Task -> Check each line of the material. Copy those containing "color".

------------------------

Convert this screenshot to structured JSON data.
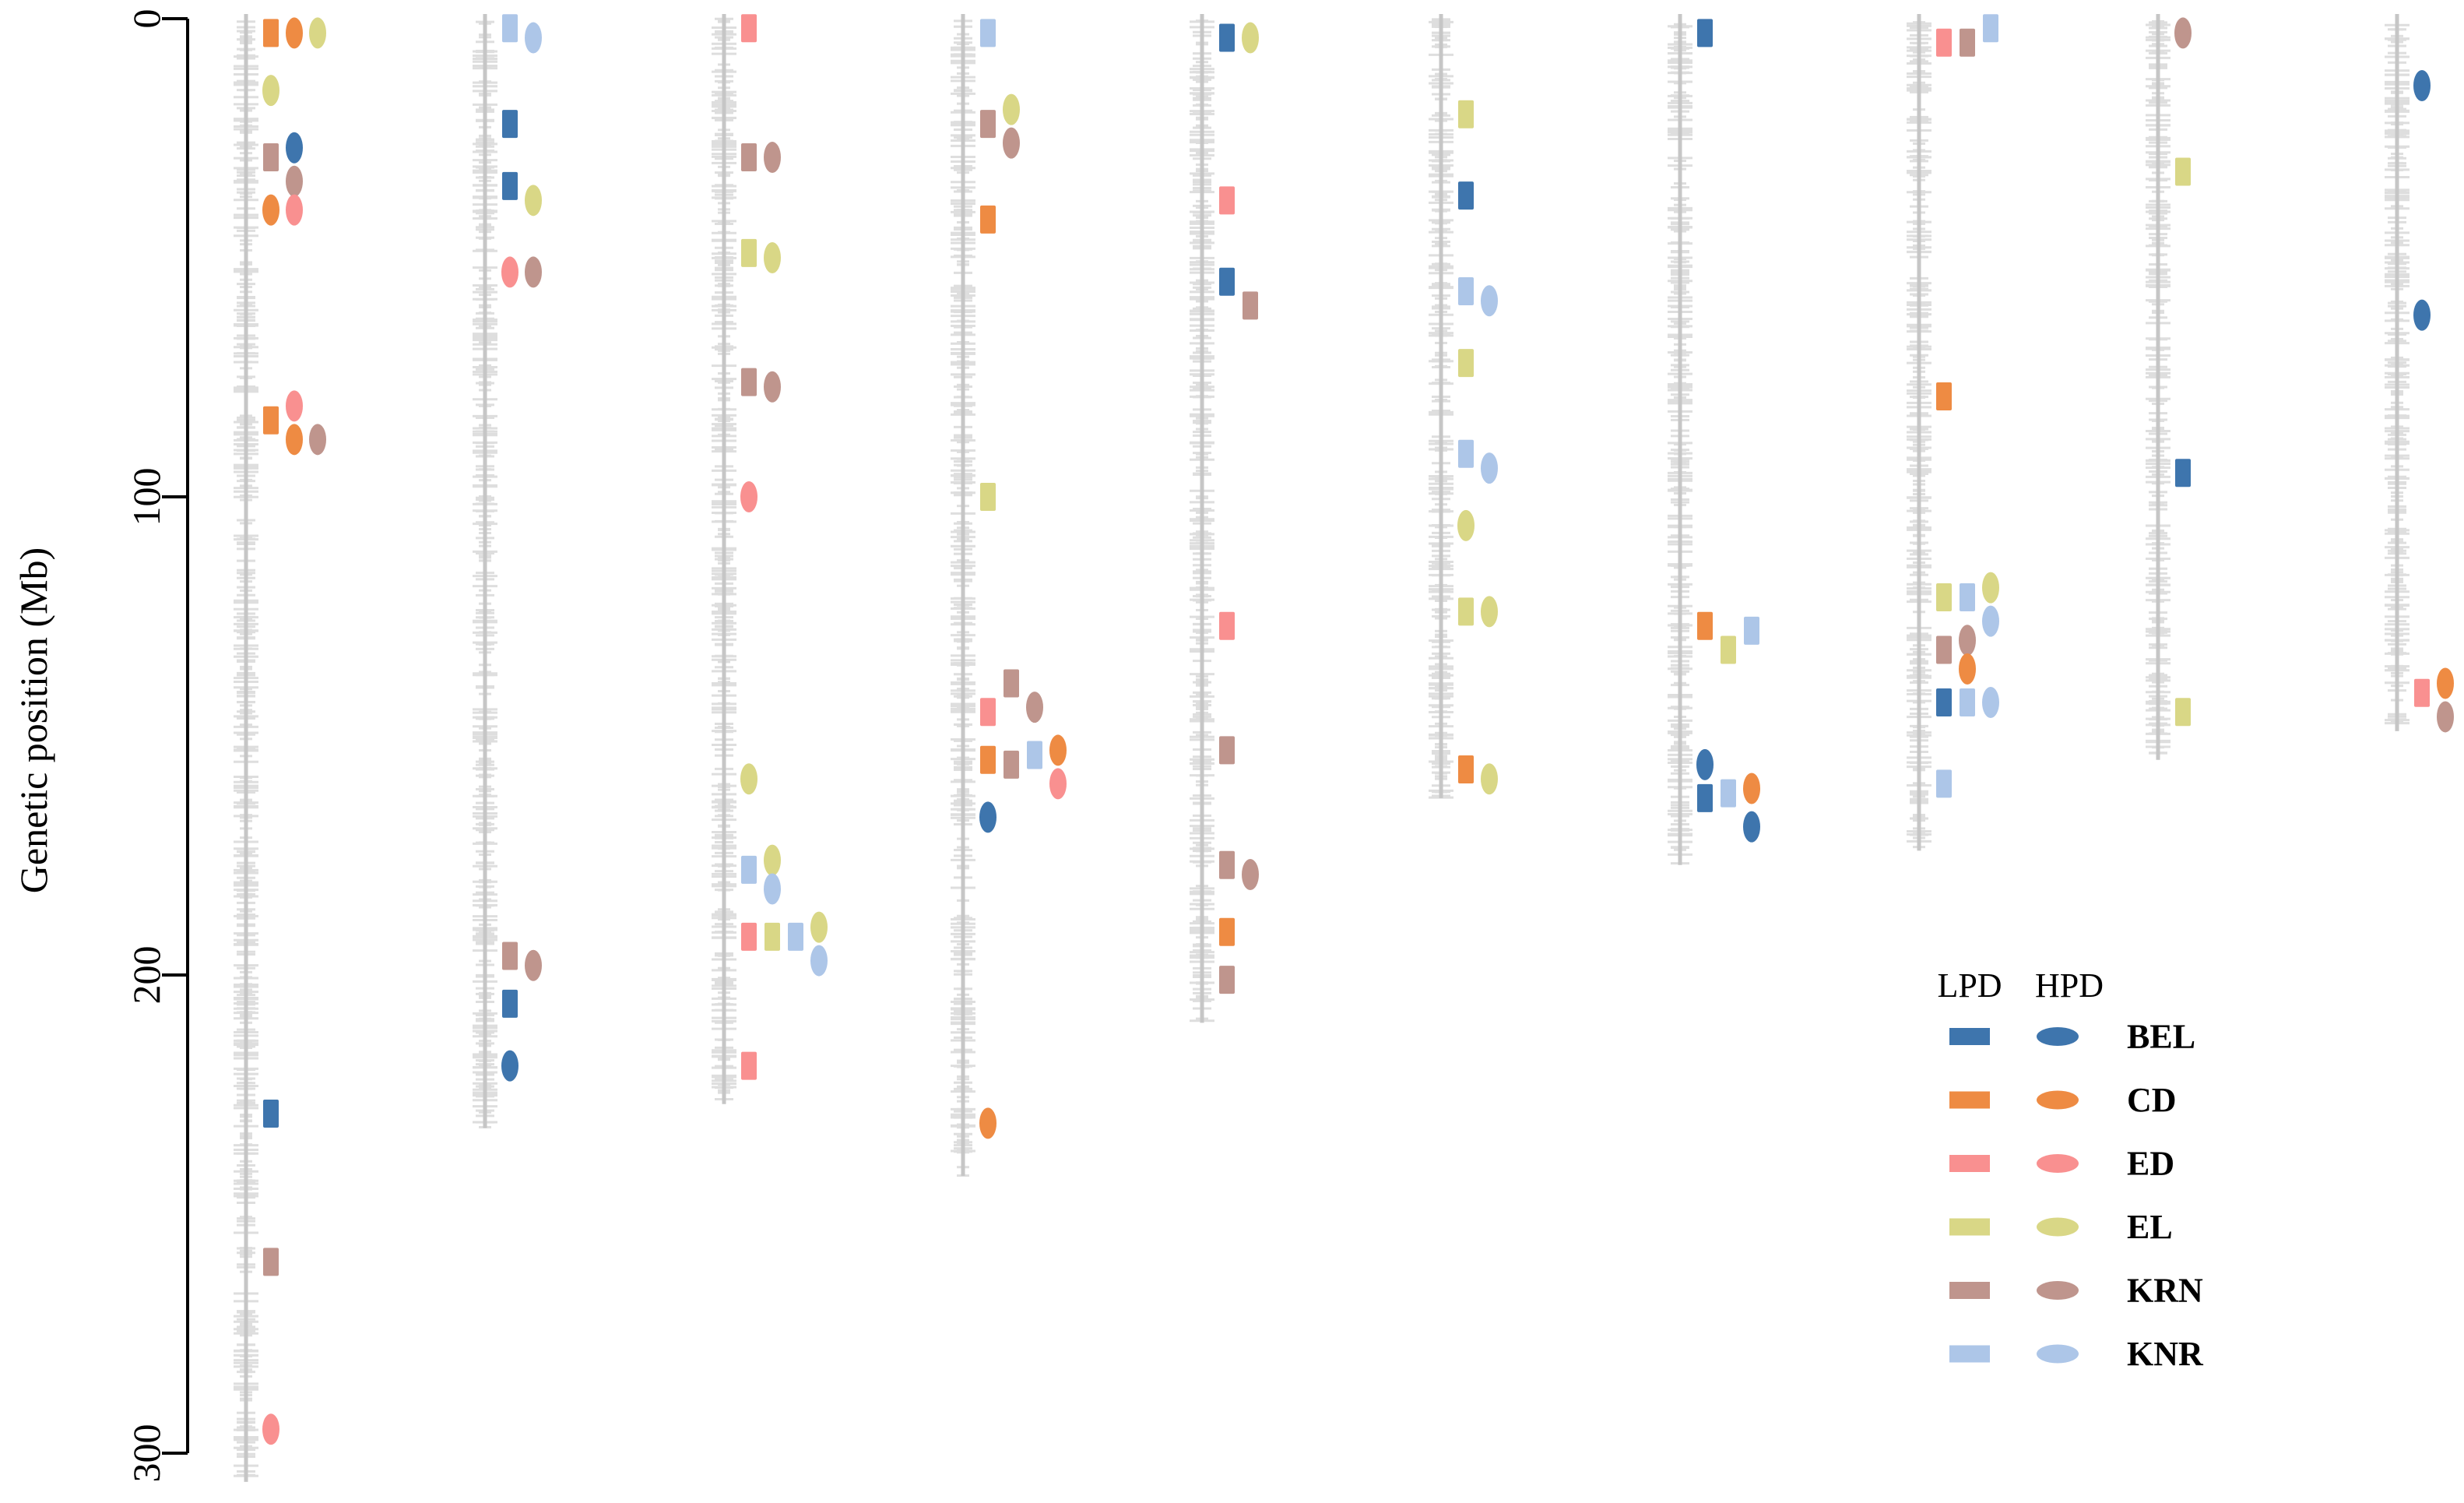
{
  "chart_data": {
    "type": "scatter",
    "title": "",
    "ylabel": "Genetic position (Mb)",
    "xlabel": "",
    "ylim": [
      0,
      300
    ],
    "y_inverted": true,
    "yticks": [
      0,
      100,
      200,
      300
    ],
    "legend": {
      "placement": "bottom-right",
      "header_low": "LPD",
      "header_high": "HPD"
    },
    "traits": [
      {
        "name": "BEL",
        "color": "#3e75ad"
      },
      {
        "name": "CD",
        "color": "#ee8b43"
      },
      {
        "name": "ED",
        "color": "#f99090"
      },
      {
        "name": "EL",
        "color": "#d9d786"
      },
      {
        "name": "KRN",
        "color": "#bf958d"
      },
      {
        "name": "KNR",
        "color": "#adc6e8"
      }
    ],
    "chromosomes": [
      {
        "length": 306,
        "qtls": [
          {
            "trait": "CD",
            "env": "LPD",
            "pos": 3,
            "slot": 0
          },
          {
            "trait": "CD",
            "env": "HPD",
            "pos": 3,
            "slot": 1
          },
          {
            "trait": "EL",
            "env": "HPD",
            "pos": 3,
            "slot": 2
          },
          {
            "trait": "EL",
            "env": "HPD",
            "pos": 15,
            "slot": 0
          },
          {
            "trait": "BEL",
            "env": "HPD",
            "pos": 27,
            "slot": 1
          },
          {
            "trait": "KRN",
            "env": "LPD",
            "pos": 29,
            "slot": 0
          },
          {
            "trait": "KRN",
            "env": "HPD",
            "pos": 34,
            "slot": 1
          },
          {
            "trait": "CD",
            "env": "HPD",
            "pos": 40,
            "slot": 0
          },
          {
            "trait": "ED",
            "env": "HPD",
            "pos": 40,
            "slot": 1
          },
          {
            "trait": "CD",
            "env": "LPD",
            "pos": 84,
            "slot": 0
          },
          {
            "trait": "ED",
            "env": "HPD",
            "pos": 81,
            "slot": 1
          },
          {
            "trait": "CD",
            "env": "HPD",
            "pos": 88,
            "slot": 1
          },
          {
            "trait": "KRN",
            "env": "HPD",
            "pos": 88,
            "slot": 2
          },
          {
            "trait": "BEL",
            "env": "LPD",
            "pos": 229,
            "slot": 0
          },
          {
            "trait": "KRN",
            "env": "LPD",
            "pos": 260,
            "slot": 0
          },
          {
            "trait": "ED",
            "env": "HPD",
            "pos": 295,
            "slot": 0
          }
        ]
      },
      {
        "length": 232,
        "qtls": [
          {
            "trait": "KNR",
            "env": "LPD",
            "pos": 2,
            "slot": 0
          },
          {
            "trait": "KNR",
            "env": "HPD",
            "pos": 4,
            "slot": 1
          },
          {
            "trait": "BEL",
            "env": "LPD",
            "pos": 22,
            "slot": 0
          },
          {
            "trait": "BEL",
            "env": "LPD",
            "pos": 35,
            "slot": 0
          },
          {
            "trait": "EL",
            "env": "HPD",
            "pos": 38,
            "slot": 1
          },
          {
            "trait": "ED",
            "env": "HPD",
            "pos": 53,
            "slot": 0
          },
          {
            "trait": "KRN",
            "env": "HPD",
            "pos": 53,
            "slot": 1
          },
          {
            "trait": "KRN",
            "env": "LPD",
            "pos": 196,
            "slot": 0
          },
          {
            "trait": "KRN",
            "env": "HPD",
            "pos": 198,
            "slot": 1
          },
          {
            "trait": "BEL",
            "env": "LPD",
            "pos": 206,
            "slot": 0
          },
          {
            "trait": "BEL",
            "env": "HPD",
            "pos": 219,
            "slot": 0
          }
        ]
      },
      {
        "length": 227,
        "qtls": [
          {
            "trait": "ED",
            "env": "LPD",
            "pos": 2,
            "slot": 0
          },
          {
            "trait": "KRN",
            "env": "LPD",
            "pos": 29,
            "slot": 0
          },
          {
            "trait": "KRN",
            "env": "HPD",
            "pos": 29,
            "slot": 1
          },
          {
            "trait": "EL",
            "env": "LPD",
            "pos": 49,
            "slot": 0
          },
          {
            "trait": "EL",
            "env": "HPD",
            "pos": 50,
            "slot": 1
          },
          {
            "trait": "KRN",
            "env": "LPD",
            "pos": 76,
            "slot": 0
          },
          {
            "trait": "KRN",
            "env": "HPD",
            "pos": 77,
            "slot": 1
          },
          {
            "trait": "ED",
            "env": "HPD",
            "pos": 100,
            "slot": 0
          },
          {
            "trait": "EL",
            "env": "HPD",
            "pos": 159,
            "slot": 0
          },
          {
            "trait": "EL",
            "env": "HPD",
            "pos": 176,
            "slot": 1
          },
          {
            "trait": "KNR",
            "env": "LPD",
            "pos": 178,
            "slot": 0
          },
          {
            "trait": "KNR",
            "env": "HPD",
            "pos": 182,
            "slot": 1
          },
          {
            "trait": "ED",
            "env": "LPD",
            "pos": 192,
            "slot": 0
          },
          {
            "trait": "EL",
            "env": "LPD",
            "pos": 192,
            "slot": 1
          },
          {
            "trait": "KNR",
            "env": "LPD",
            "pos": 192,
            "slot": 2
          },
          {
            "trait": "EL",
            "env": "HPD",
            "pos": 190,
            "slot": 3
          },
          {
            "trait": "KNR",
            "env": "HPD",
            "pos": 197,
            "slot": 3
          },
          {
            "trait": "ED",
            "env": "LPD",
            "pos": 219,
            "slot": 0
          }
        ]
      },
      {
        "length": 242,
        "qtls": [
          {
            "trait": "KNR",
            "env": "LPD",
            "pos": 3,
            "slot": 0
          },
          {
            "trait": "KRN",
            "env": "LPD",
            "pos": 22,
            "slot": 0
          },
          {
            "trait": "EL",
            "env": "HPD",
            "pos": 19,
            "slot": 1
          },
          {
            "trait": "KRN",
            "env": "HPD",
            "pos": 26,
            "slot": 1
          },
          {
            "trait": "CD",
            "env": "LPD",
            "pos": 42,
            "slot": 0
          },
          {
            "trait": "EL",
            "env": "LPD",
            "pos": 100,
            "slot": 0
          },
          {
            "trait": "KRN",
            "env": "LPD",
            "pos": 139,
            "slot": 1
          },
          {
            "trait": "KRN",
            "env": "HPD",
            "pos": 144,
            "slot": 2
          },
          {
            "trait": "ED",
            "env": "LPD",
            "pos": 145,
            "slot": 0
          },
          {
            "trait": "CD",
            "env": "LPD",
            "pos": 155,
            "slot": 0
          },
          {
            "trait": "KRN",
            "env": "LPD",
            "pos": 156,
            "slot": 1
          },
          {
            "trait": "KNR",
            "env": "LPD",
            "pos": 154,
            "slot": 2
          },
          {
            "trait": "CD",
            "env": "HPD",
            "pos": 153,
            "slot": 3
          },
          {
            "trait": "ED",
            "env": "HPD",
            "pos": 160,
            "slot": 3
          },
          {
            "trait": "BEL",
            "env": "HPD",
            "pos": 167,
            "slot": 0
          },
          {
            "trait": "CD",
            "env": "HPD",
            "pos": 231,
            "slot": 0
          }
        ]
      },
      {
        "length": 210,
        "qtls": [
          {
            "trait": "BEL",
            "env": "LPD",
            "pos": 4,
            "slot": 0
          },
          {
            "trait": "EL",
            "env": "HPD",
            "pos": 4,
            "slot": 1
          },
          {
            "trait": "ED",
            "env": "LPD",
            "pos": 38,
            "slot": 0
          },
          {
            "trait": "BEL",
            "env": "LPD",
            "pos": 55,
            "slot": 0
          },
          {
            "trait": "KRN",
            "env": "LPD",
            "pos": 60,
            "slot": 1
          },
          {
            "trait": "ED",
            "env": "LPD",
            "pos": 127,
            "slot": 0
          },
          {
            "trait": "KRN",
            "env": "LPD",
            "pos": 153,
            "slot": 0
          },
          {
            "trait": "KRN",
            "env": "LPD",
            "pos": 177,
            "slot": 0
          },
          {
            "trait": "KRN",
            "env": "HPD",
            "pos": 179,
            "slot": 1
          },
          {
            "trait": "CD",
            "env": "LPD",
            "pos": 191,
            "slot": 0
          },
          {
            "trait": "KRN",
            "env": "LPD",
            "pos": 201,
            "slot": 0
          }
        ]
      },
      {
        "length": 163,
        "qtls": [
          {
            "trait": "EL",
            "env": "LPD",
            "pos": 20,
            "slot": 0
          },
          {
            "trait": "BEL",
            "env": "LPD",
            "pos": 37,
            "slot": 0
          },
          {
            "trait": "KNR",
            "env": "LPD",
            "pos": 57,
            "slot": 0
          },
          {
            "trait": "KNR",
            "env": "HPD",
            "pos": 59,
            "slot": 1
          },
          {
            "trait": "EL",
            "env": "LPD",
            "pos": 72,
            "slot": 0
          },
          {
            "trait": "KNR",
            "env": "LPD",
            "pos": 91,
            "slot": 0
          },
          {
            "trait": "KNR",
            "env": "HPD",
            "pos": 94,
            "slot": 1
          },
          {
            "trait": "EL",
            "env": "HPD",
            "pos": 106,
            "slot": 0
          },
          {
            "trait": "EL",
            "env": "LPD",
            "pos": 124,
            "slot": 0
          },
          {
            "trait": "EL",
            "env": "HPD",
            "pos": 124,
            "slot": 1
          },
          {
            "trait": "CD",
            "env": "LPD",
            "pos": 157,
            "slot": 0
          },
          {
            "trait": "EL",
            "env": "HPD",
            "pos": 159,
            "slot": 1
          }
        ]
      },
      {
        "length": 177,
        "qtls": [
          {
            "trait": "BEL",
            "env": "LPD",
            "pos": 3,
            "slot": 0
          },
          {
            "trait": "CD",
            "env": "LPD",
            "pos": 127,
            "slot": 0
          },
          {
            "trait": "EL",
            "env": "LPD",
            "pos": 132,
            "slot": 1
          },
          {
            "trait": "KNR",
            "env": "LPD",
            "pos": 128,
            "slot": 2
          },
          {
            "trait": "BEL",
            "env": "HPD",
            "pos": 156,
            "slot": 0
          },
          {
            "trait": "BEL",
            "env": "LPD",
            "pos": 163,
            "slot": 0
          },
          {
            "trait": "KNR",
            "env": "LPD",
            "pos": 162,
            "slot": 1
          },
          {
            "trait": "CD",
            "env": "HPD",
            "pos": 161,
            "slot": 2
          },
          {
            "trait": "BEL",
            "env": "HPD",
            "pos": 169,
            "slot": 2
          }
        ]
      },
      {
        "length": 174,
        "qtls": [
          {
            "trait": "ED",
            "env": "LPD",
            "pos": 5,
            "slot": 0
          },
          {
            "trait": "KRN",
            "env": "LPD",
            "pos": 5,
            "slot": 1
          },
          {
            "trait": "KNR",
            "env": "LPD",
            "pos": 2,
            "slot": 2
          },
          {
            "trait": "CD",
            "env": "LPD",
            "pos": 79,
            "slot": 0
          },
          {
            "trait": "EL",
            "env": "LPD",
            "pos": 121,
            "slot": 0
          },
          {
            "trait": "KNR",
            "env": "LPD",
            "pos": 121,
            "slot": 1
          },
          {
            "trait": "EL",
            "env": "HPD",
            "pos": 119,
            "slot": 2
          },
          {
            "trait": "KNR",
            "env": "HPD",
            "pos": 126,
            "slot": 2
          },
          {
            "trait": "KRN",
            "env": "LPD",
            "pos": 132,
            "slot": 0
          },
          {
            "trait": "KRN",
            "env": "HPD",
            "pos": 130,
            "slot": 1
          },
          {
            "trait": "CD",
            "env": "HPD",
            "pos": 136,
            "slot": 1
          },
          {
            "trait": "BEL",
            "env": "LPD",
            "pos": 143,
            "slot": 0
          },
          {
            "trait": "KNR",
            "env": "LPD",
            "pos": 143,
            "slot": 1
          },
          {
            "trait": "KNR",
            "env": "HPD",
            "pos": 143,
            "slot": 2
          },
          {
            "trait": "KNR",
            "env": "LPD",
            "pos": 160,
            "slot": 0
          }
        ]
      },
      {
        "length": 155,
        "qtls": [
          {
            "trait": "KRN",
            "env": "HPD",
            "pos": 3,
            "slot": 0
          },
          {
            "trait": "EL",
            "env": "LPD",
            "pos": 32,
            "slot": 0
          },
          {
            "trait": "BEL",
            "env": "LPD",
            "pos": 95,
            "slot": 0
          },
          {
            "trait": "EL",
            "env": "LPD",
            "pos": 145,
            "slot": 0
          }
        ]
      },
      {
        "length": 149,
        "qtls": [
          {
            "trait": "BEL",
            "env": "HPD",
            "pos": 14,
            "slot": 0
          },
          {
            "trait": "BEL",
            "env": "HPD",
            "pos": 62,
            "slot": 0
          },
          {
            "trait": "ED",
            "env": "LPD",
            "pos": 141,
            "slot": 0
          },
          {
            "trait": "CD",
            "env": "HPD",
            "pos": 139,
            "slot": 1
          },
          {
            "trait": "KRN",
            "env": "HPD",
            "pos": 146,
            "slot": 1
          }
        ]
      }
    ]
  }
}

------------------------

Reply ->
        "color": "#3e75ad"
        "color": "#ee8b43"
        "color": "#f99090"
        "color": "#d9d786"
        "color": "#bf958d"
        "color": "#adc6e8"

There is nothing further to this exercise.